### What the task requires
Locate the lines of the listing below that hold "búsqueda", then copy each of them.

(Data extracted from a collection)
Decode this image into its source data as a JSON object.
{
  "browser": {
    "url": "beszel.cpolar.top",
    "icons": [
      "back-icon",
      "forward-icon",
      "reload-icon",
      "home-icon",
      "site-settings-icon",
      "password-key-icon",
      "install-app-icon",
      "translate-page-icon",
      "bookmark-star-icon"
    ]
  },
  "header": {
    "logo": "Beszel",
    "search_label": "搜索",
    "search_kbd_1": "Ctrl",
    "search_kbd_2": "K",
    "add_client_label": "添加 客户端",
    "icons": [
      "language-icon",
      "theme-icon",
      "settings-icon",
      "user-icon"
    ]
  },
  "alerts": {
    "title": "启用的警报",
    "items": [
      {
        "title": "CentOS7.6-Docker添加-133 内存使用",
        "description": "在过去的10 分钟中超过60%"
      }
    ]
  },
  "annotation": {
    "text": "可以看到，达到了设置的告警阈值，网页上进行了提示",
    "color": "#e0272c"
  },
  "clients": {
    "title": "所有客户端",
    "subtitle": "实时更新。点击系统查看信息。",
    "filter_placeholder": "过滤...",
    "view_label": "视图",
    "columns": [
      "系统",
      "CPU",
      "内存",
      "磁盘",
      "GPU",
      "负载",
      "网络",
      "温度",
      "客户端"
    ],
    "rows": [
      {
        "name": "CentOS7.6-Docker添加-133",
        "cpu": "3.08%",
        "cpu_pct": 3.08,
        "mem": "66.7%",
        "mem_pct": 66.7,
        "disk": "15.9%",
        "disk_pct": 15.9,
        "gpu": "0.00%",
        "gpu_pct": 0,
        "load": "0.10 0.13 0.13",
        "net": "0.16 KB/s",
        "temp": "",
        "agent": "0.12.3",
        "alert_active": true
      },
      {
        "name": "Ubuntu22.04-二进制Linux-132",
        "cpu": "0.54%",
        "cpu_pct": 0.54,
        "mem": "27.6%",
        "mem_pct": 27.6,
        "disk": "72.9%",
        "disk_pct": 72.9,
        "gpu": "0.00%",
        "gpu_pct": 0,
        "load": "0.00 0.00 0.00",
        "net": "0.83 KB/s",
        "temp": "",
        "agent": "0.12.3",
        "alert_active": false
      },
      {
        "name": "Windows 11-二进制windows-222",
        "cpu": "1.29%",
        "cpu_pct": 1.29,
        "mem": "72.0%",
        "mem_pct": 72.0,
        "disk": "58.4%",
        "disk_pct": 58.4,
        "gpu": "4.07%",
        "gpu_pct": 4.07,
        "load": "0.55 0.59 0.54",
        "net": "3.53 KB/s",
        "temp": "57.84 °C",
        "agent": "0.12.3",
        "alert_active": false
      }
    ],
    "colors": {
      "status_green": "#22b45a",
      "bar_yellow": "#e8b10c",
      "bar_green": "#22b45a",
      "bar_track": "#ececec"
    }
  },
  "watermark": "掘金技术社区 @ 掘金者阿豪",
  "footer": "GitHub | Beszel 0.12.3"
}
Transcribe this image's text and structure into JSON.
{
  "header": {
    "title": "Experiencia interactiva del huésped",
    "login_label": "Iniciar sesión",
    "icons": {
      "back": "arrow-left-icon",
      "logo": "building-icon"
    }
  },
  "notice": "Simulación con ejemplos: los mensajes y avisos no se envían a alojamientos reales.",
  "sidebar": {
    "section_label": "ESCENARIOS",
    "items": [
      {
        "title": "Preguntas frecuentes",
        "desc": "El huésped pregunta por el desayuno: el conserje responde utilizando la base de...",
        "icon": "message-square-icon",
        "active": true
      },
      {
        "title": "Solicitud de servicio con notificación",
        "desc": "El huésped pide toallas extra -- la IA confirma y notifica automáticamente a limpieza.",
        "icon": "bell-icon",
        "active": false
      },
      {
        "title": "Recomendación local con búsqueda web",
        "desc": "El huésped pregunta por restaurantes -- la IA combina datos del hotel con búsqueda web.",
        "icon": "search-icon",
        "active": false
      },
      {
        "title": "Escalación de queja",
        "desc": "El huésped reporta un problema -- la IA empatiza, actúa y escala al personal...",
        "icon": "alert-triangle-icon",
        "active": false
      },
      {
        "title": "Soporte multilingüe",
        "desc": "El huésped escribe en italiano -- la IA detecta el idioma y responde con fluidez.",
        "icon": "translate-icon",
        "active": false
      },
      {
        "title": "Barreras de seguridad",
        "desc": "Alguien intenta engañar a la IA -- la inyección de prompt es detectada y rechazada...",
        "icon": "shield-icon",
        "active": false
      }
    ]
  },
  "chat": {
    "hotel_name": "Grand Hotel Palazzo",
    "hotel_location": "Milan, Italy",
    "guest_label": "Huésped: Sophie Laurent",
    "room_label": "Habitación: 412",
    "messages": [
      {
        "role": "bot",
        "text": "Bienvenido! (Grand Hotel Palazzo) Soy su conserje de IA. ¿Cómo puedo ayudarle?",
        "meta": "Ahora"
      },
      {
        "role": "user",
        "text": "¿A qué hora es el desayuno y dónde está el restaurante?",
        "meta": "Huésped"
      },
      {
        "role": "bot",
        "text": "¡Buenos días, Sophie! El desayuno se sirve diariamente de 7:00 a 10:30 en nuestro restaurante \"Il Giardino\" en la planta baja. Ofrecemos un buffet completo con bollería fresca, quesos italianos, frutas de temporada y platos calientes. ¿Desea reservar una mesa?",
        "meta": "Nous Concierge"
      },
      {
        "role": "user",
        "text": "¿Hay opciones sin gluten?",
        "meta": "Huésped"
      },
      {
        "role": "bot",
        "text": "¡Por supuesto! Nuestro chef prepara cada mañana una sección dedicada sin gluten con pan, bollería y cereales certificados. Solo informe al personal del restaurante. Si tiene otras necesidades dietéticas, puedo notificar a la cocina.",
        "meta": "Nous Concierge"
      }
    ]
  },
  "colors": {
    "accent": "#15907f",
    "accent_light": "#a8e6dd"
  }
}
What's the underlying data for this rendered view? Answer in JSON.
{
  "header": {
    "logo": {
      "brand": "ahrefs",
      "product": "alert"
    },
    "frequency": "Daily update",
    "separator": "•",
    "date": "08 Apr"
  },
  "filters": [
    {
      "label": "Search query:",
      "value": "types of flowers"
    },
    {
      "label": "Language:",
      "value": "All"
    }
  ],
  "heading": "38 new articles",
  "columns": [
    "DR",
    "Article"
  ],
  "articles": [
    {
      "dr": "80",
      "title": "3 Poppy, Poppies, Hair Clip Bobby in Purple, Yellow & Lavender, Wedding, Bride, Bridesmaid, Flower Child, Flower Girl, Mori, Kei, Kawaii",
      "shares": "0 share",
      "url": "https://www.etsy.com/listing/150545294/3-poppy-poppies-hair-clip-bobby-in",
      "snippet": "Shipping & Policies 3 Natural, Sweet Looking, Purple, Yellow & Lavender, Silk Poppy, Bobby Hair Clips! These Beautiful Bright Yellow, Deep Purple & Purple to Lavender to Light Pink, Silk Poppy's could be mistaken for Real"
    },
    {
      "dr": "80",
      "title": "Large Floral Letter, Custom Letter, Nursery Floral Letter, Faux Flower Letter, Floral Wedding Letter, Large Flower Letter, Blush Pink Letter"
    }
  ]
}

### Output of the task
        "title": "Recomendación local con búsqueda web",
        "desc": "El huésped pregunta por restaurantes -- la IA combina datos del hotel con búsqueda web.",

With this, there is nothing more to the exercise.